═════ Data for processing
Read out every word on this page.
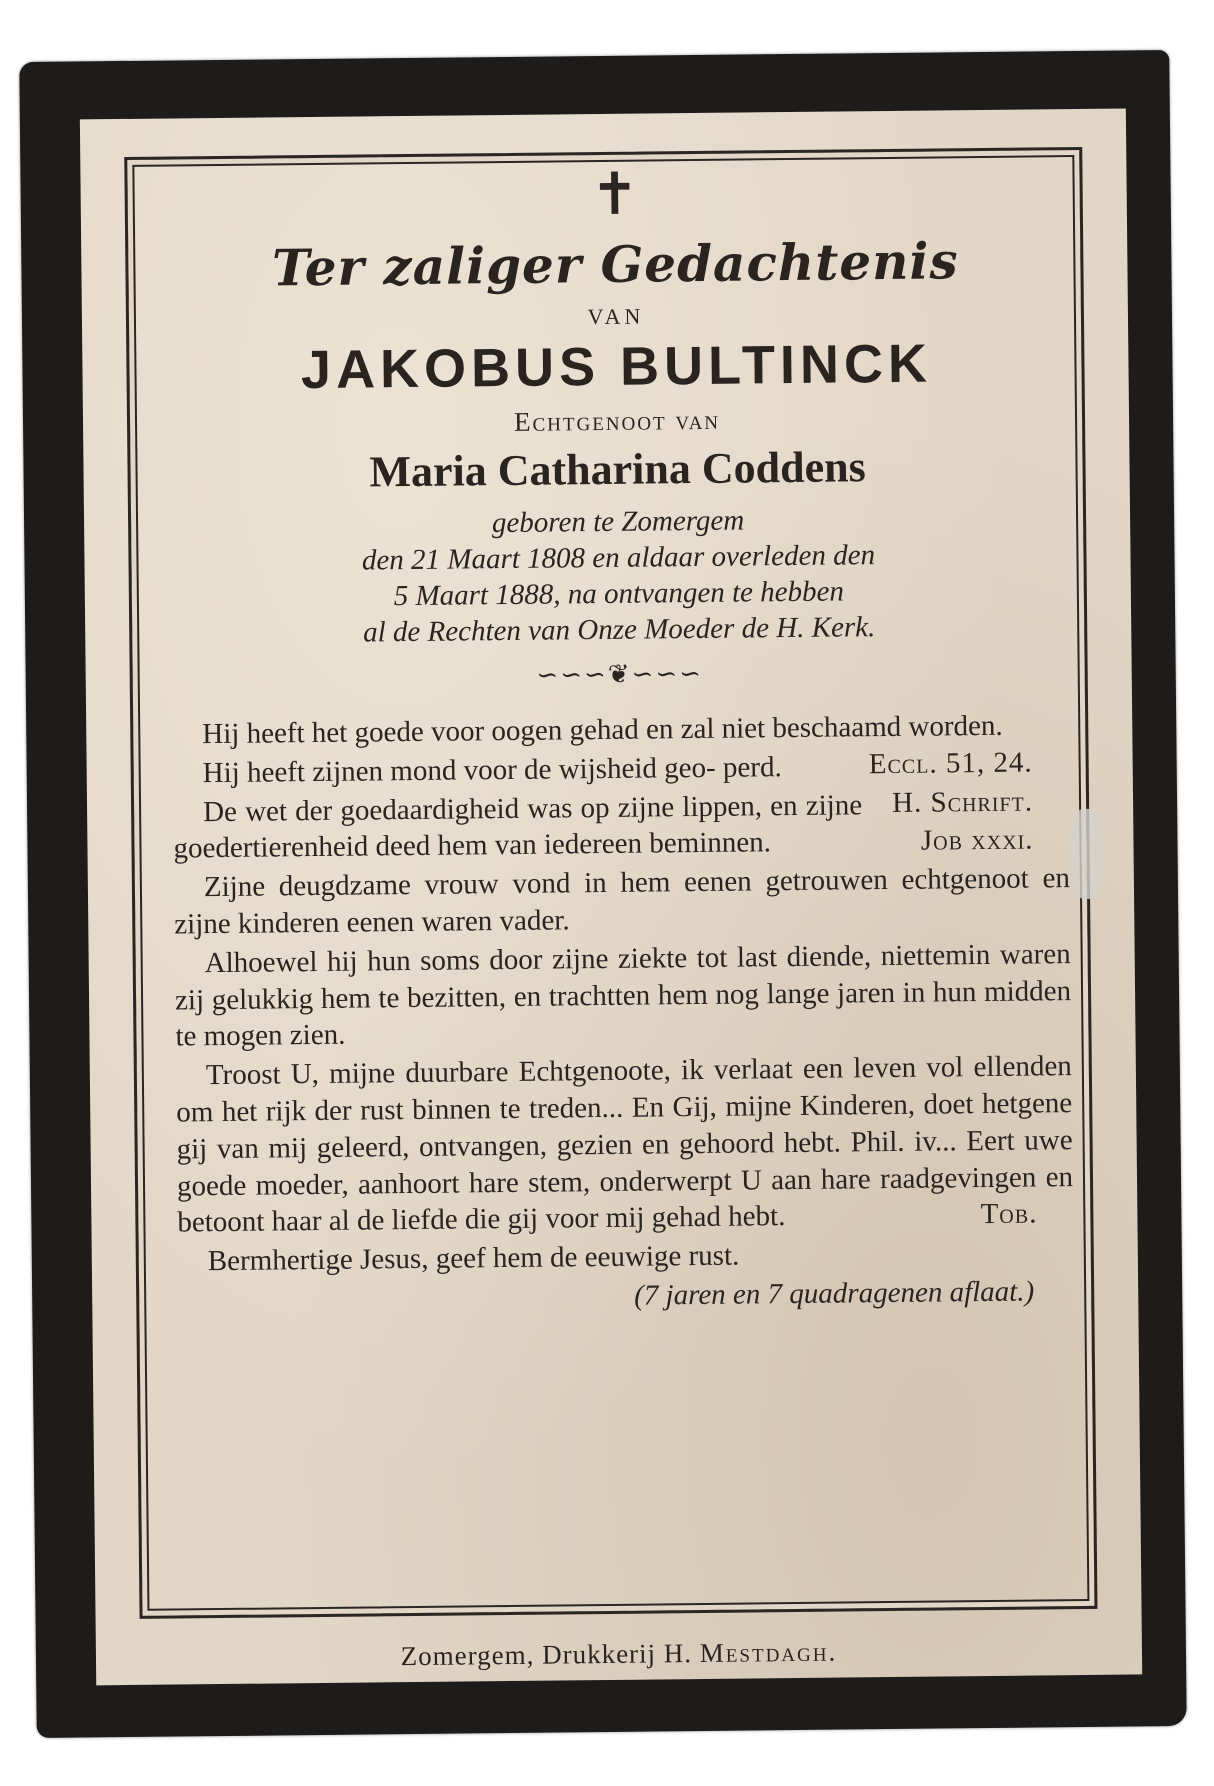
✝
Ter zaliger Gedachtenis
VAN
JAKOBUS BULTINCK
Echtgenoot van
Maria Catharina Coddens
geboren te Zomergem
den 21 Maart 1808 en aldaar overleden den
5 Maart 1888, na ontvangen te hebben
al de Rechten van Onze Moeder de H. Kerk.
∽∽∽❦∽∽∽

Hij heeft het goede voor oogen gehad en zal niet beschaamd worden.
Eccl. 51, 24.

Hij heeft zijnen mond voor de wijsheid geo- perd.
H. Schrift.

De wet der goedaardigheid was op zijne lippen, en zijne goedertierenheid deed hem van iedereen beminnen.	Job xxxi.

Zijne deugdzame vrouw vond in hem eenen getrouwen echtgenoot en zijne kinderen eenen waren vader.

Alhoewel hij hun soms door zijne ziekte tot last diende, niettemin waren zij gelukkig hem te bezitten, en trachtten hem nog lange jaren in hun midden te mogen zien.

Troost U, mijne duurbare Echtgenoote, ik verlaat een leven vol ellenden om het rijk der rust binnen te treden... En Gij, mijne Kinderen, doet hetgene gij van mij geleerd, ontvangen, gezien en gehoord hebt. Phil. iv... Eert uwe goede moeder, aanhoort hare stem, onderwerpt U aan hare raadgevingen en betoont haar al de liefde die gij voor mij gehad hebt.	Tob.

Bermhertige Jesus, geef hem de eeuwige rust.

(7 jaren en 7 quadragenen aflaat.)
Zomergem, Drukkerij H. Mestdagh.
══════════
Problem: Repeat the material above in full and unchanged, minus its images.

Solution to this task:
Read out every word on this page.
✝
Ter zaliger Gedachtenis
VAN
JAKOBUS BULTINCK
Echtgenoot van
Maria Catharina Coddens
geboren te Zomergem
den 21 Maart 1808 en aldaar overleden den
5 Maart 1888, na ontvangen te hebben
al de Rechten van Onze Moeder de H. Kerk.
∽∽∽❦∽∽∽

Hij heeft het goede voor oogen gehad en zal niet beschaamd worden.
Eccl. 51, 24.

Hij heeft zijnen mond voor de wijsheid geo- perd.
H. Schrift.

De wet der goedaardigheid was op zijne lippen, en zijne goedertierenheid deed hem van iedereen beminnen.	Job xxxi.

Zijne deugdzame vrouw vond in hem eenen getrouwen echtgenoot en zijne kinderen eenen waren vader.

Alhoewel hij hun soms door zijne ziekte tot last diende, niettemin waren zij gelukkig hem te bezitten, en trachtten hem nog lange jaren in hun midden te mogen zien.

Troost U, mijne duurbare Echtgenoote, ik verlaat een leven vol ellenden om het rijk der rust binnen te treden... En Gij, mijne Kinderen, doet hetgene gij van mij geleerd, ontvangen, gezien en gehoord hebt. Phil. iv... Eert uwe goede moeder, aanhoort hare stem, onderwerpt U aan hare raadgevingen en betoont haar al de liefde die gij voor mij gehad hebt.	Tob.

Bermhertige Jesus, geef hem de eeuwige rust.

(7 jaren en 7 quadragenen aflaat.)
Zomergem, Drukkerij H. Mestdagh.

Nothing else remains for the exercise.